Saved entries
— Start —
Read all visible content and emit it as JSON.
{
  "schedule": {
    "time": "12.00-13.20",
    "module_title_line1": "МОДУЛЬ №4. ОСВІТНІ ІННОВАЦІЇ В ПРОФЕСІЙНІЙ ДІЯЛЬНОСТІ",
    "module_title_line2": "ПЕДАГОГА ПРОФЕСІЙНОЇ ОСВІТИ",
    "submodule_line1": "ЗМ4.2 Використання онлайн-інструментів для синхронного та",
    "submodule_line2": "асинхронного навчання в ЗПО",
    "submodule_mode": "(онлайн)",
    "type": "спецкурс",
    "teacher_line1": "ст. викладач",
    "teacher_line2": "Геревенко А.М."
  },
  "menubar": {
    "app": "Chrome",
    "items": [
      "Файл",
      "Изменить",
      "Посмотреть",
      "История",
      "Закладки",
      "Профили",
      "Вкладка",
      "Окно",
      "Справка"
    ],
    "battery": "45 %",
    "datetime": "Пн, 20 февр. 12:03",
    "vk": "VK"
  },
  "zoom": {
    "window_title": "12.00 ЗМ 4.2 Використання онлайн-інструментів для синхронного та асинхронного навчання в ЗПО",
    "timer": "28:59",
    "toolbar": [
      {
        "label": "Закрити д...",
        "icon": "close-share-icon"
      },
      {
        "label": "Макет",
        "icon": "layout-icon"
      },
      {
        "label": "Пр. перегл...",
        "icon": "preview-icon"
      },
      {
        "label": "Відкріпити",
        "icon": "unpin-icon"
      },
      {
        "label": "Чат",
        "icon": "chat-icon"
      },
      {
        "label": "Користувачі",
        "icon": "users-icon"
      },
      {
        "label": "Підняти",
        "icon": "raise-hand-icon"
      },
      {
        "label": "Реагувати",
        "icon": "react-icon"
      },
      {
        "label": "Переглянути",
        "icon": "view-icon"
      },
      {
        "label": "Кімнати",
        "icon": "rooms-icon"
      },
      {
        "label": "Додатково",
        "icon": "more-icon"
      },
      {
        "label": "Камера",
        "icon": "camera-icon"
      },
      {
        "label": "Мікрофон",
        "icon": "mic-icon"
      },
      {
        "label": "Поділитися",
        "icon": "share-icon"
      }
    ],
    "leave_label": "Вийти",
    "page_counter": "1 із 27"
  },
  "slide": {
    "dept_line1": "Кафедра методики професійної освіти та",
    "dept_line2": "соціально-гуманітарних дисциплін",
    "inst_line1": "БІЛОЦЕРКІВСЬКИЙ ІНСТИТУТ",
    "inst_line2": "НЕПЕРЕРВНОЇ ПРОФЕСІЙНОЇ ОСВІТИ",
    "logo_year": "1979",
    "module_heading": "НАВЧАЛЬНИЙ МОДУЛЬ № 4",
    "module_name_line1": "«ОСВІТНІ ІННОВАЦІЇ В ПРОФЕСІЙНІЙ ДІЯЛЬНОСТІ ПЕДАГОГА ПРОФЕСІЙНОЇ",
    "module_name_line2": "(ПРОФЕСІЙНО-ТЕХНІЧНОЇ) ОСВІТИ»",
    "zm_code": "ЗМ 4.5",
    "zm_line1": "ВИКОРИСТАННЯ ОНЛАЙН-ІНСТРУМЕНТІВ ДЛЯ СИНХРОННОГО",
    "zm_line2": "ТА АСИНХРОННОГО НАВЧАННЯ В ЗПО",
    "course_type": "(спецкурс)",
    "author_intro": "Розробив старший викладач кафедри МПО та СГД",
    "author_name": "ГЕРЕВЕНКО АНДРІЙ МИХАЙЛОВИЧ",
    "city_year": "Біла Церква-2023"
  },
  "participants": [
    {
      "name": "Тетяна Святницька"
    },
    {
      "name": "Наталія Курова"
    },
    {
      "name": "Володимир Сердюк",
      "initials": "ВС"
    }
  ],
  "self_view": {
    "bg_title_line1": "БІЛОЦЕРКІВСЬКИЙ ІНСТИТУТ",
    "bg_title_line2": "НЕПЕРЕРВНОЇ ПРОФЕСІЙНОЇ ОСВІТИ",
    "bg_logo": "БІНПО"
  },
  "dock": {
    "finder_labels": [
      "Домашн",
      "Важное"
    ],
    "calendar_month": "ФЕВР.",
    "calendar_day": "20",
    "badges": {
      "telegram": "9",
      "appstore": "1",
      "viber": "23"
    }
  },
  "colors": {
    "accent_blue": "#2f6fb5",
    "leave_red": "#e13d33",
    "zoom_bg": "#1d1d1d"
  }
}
— End —
Given problem
For each line of the entries that includes "ІНСТИТУТ", show that line.

Exercise answer
    "inst_line1": "БІЛОЦЕРКІВСЬКИЙ ІНСТИТУТ",
    "bg_title_line1": "БІЛОЦЕРКІВСЬКИЙ ІНСТИТУТ",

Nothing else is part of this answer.